Filter this material down to the lines that hold "можно", copying each one.

[Dataset records]
• • • •

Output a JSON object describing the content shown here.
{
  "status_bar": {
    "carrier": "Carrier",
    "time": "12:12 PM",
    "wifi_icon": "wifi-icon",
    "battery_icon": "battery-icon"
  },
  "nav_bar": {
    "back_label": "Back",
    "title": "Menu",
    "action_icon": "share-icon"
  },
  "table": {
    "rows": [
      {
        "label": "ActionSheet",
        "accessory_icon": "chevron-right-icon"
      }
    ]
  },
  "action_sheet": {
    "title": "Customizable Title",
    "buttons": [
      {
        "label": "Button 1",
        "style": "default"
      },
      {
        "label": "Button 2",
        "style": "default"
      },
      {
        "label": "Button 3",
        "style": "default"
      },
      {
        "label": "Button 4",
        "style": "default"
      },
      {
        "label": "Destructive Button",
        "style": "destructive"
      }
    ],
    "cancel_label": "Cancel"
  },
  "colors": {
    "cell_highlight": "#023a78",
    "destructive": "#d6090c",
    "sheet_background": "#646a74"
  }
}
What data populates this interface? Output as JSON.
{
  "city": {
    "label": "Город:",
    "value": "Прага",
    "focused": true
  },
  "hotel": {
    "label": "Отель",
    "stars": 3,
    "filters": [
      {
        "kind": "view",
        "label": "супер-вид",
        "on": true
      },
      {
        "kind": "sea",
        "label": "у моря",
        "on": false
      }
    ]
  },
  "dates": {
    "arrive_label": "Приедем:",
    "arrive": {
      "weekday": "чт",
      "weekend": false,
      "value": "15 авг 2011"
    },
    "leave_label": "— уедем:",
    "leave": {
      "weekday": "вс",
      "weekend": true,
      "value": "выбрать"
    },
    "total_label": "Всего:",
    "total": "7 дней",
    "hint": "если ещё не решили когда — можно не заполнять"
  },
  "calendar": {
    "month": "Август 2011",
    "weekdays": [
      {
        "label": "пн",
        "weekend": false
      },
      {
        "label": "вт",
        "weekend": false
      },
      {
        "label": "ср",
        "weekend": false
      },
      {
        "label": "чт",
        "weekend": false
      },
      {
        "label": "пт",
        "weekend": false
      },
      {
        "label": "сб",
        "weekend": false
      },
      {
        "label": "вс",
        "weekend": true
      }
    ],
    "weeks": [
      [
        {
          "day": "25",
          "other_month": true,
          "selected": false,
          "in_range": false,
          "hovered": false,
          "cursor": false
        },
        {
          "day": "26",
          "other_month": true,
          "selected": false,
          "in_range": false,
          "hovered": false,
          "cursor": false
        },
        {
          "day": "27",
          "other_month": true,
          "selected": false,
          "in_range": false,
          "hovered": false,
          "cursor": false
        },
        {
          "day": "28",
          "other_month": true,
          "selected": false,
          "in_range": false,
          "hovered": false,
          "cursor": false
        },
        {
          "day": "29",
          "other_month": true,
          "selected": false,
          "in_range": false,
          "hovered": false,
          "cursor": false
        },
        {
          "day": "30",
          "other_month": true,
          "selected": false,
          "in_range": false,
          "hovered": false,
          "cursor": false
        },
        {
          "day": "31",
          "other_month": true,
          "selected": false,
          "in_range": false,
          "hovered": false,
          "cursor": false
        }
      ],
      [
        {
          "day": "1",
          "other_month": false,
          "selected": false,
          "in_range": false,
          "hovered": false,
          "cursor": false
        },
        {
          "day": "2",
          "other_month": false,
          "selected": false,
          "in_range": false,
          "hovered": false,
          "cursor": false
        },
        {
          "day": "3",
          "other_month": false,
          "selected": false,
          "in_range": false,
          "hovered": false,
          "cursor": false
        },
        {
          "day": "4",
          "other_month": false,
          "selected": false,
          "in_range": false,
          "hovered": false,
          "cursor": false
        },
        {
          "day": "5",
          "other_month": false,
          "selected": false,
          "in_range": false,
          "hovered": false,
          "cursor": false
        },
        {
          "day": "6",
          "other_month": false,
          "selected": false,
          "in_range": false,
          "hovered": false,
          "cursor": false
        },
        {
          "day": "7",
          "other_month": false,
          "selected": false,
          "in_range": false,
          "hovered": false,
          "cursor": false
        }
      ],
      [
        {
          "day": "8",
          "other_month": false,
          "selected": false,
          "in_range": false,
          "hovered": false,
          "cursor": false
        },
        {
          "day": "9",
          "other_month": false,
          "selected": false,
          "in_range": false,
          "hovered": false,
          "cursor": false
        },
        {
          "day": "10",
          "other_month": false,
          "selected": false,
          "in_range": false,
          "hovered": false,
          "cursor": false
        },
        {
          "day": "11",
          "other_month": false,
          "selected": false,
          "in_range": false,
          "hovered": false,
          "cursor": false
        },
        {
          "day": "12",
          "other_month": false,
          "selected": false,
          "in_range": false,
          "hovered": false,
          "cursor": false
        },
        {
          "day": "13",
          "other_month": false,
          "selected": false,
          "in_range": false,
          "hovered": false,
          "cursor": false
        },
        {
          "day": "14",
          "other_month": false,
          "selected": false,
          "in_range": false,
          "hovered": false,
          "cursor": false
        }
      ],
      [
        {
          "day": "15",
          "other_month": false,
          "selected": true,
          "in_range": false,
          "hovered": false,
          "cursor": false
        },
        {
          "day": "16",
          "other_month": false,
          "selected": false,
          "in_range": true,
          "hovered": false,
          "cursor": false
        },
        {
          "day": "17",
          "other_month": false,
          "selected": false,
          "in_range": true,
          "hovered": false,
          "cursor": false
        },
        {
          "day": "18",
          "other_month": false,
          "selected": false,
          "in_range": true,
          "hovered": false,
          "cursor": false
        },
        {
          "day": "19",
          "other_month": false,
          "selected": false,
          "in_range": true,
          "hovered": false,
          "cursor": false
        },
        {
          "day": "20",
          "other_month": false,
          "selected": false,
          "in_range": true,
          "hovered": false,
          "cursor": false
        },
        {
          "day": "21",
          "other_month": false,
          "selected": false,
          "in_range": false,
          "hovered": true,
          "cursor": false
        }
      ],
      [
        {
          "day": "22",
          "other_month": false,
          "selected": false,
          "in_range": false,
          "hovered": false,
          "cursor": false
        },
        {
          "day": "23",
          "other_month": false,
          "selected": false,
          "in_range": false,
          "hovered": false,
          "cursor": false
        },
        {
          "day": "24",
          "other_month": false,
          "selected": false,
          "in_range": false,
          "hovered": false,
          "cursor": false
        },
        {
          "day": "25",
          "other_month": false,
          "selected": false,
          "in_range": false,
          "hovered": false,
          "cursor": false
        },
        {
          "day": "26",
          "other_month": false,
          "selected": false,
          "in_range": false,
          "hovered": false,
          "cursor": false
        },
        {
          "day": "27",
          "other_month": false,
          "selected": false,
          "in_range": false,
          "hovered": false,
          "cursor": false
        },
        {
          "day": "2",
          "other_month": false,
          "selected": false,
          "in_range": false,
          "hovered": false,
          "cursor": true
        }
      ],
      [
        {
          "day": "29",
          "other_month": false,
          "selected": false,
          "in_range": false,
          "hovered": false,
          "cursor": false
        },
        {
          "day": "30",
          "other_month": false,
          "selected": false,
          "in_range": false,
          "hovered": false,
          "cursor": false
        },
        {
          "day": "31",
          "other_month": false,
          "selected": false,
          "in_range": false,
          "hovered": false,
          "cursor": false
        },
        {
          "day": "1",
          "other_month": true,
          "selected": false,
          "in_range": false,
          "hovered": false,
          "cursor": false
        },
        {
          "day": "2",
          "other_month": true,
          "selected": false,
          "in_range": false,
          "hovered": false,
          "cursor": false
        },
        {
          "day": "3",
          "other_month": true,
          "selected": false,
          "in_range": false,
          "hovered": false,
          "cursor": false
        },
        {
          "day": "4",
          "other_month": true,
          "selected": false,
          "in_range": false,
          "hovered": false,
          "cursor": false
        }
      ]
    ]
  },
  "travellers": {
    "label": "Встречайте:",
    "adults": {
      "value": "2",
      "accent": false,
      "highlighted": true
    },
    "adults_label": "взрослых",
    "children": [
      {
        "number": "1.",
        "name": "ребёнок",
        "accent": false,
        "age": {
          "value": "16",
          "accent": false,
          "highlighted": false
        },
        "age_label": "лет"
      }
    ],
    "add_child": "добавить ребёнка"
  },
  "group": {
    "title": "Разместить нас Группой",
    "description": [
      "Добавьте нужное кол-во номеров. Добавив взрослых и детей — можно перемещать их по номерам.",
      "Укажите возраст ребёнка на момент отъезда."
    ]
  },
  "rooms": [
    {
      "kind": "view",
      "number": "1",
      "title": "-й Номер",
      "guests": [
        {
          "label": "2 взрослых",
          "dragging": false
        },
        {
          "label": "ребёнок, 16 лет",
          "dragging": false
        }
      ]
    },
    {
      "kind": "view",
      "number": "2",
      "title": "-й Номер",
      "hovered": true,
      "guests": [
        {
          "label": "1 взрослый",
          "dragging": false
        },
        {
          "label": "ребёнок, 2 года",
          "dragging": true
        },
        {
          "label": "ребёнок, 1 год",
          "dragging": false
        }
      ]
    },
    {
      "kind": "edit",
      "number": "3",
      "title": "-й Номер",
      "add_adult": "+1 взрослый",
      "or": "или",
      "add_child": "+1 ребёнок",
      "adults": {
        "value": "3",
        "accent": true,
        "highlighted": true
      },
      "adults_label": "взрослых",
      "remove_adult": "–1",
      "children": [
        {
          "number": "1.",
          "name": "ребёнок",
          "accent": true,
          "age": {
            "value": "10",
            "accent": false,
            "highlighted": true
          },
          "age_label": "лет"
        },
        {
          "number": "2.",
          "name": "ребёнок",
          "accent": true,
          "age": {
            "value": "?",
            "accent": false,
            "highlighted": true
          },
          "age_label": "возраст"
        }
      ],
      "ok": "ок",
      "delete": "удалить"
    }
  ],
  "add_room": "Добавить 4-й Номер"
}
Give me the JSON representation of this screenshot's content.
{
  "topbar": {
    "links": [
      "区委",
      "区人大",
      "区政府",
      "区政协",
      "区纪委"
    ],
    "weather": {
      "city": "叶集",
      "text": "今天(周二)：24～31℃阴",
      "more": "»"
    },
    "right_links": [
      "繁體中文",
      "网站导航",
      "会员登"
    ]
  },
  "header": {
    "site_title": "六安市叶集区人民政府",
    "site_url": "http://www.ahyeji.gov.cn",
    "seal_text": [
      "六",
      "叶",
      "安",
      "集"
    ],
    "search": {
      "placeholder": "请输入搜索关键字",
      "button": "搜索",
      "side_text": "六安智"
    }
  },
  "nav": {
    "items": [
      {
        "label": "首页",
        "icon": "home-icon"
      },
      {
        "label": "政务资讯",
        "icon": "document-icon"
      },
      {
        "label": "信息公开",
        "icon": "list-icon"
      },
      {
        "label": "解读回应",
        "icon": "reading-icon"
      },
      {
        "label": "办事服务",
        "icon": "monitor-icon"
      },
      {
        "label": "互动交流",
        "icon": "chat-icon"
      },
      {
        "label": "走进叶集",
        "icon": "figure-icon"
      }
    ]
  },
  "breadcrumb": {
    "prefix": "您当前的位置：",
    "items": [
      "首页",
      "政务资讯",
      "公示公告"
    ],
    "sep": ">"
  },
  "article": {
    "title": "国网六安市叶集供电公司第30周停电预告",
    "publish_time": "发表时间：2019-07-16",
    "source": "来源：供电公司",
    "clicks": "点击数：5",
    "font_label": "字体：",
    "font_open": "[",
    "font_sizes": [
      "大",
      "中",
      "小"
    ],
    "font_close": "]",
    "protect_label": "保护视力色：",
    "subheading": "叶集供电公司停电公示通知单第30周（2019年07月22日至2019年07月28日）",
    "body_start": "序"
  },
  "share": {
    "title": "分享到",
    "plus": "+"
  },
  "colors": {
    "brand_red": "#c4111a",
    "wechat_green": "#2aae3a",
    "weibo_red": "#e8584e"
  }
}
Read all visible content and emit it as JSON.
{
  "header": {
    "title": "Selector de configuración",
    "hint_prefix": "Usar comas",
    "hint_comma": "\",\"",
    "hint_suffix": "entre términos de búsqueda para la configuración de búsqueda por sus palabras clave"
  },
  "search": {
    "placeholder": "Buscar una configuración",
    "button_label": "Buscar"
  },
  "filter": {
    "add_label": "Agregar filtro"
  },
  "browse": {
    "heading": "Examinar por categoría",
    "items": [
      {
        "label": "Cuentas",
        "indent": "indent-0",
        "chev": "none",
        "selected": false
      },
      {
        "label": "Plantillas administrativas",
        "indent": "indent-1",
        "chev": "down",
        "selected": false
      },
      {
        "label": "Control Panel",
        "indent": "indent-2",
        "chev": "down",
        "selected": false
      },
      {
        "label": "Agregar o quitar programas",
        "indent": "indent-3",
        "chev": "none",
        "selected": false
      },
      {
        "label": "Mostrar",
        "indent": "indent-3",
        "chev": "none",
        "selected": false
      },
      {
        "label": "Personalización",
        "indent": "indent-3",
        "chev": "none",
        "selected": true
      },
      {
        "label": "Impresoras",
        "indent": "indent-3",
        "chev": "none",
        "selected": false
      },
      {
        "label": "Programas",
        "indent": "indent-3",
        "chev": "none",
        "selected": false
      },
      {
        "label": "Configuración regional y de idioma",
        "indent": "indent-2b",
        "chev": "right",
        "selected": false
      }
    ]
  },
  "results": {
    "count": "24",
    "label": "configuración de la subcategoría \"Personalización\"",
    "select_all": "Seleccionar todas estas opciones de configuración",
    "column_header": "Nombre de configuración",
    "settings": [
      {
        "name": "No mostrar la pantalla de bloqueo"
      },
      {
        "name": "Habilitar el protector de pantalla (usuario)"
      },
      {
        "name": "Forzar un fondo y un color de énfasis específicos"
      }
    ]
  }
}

• • • •

** Answer to this task **
    "hint": "если ещё не решили когда — можно не заполнять"
      "Добавьте нужное кол-во номеров. Добавив взрослых и детей — можно перемещать их по номерам.",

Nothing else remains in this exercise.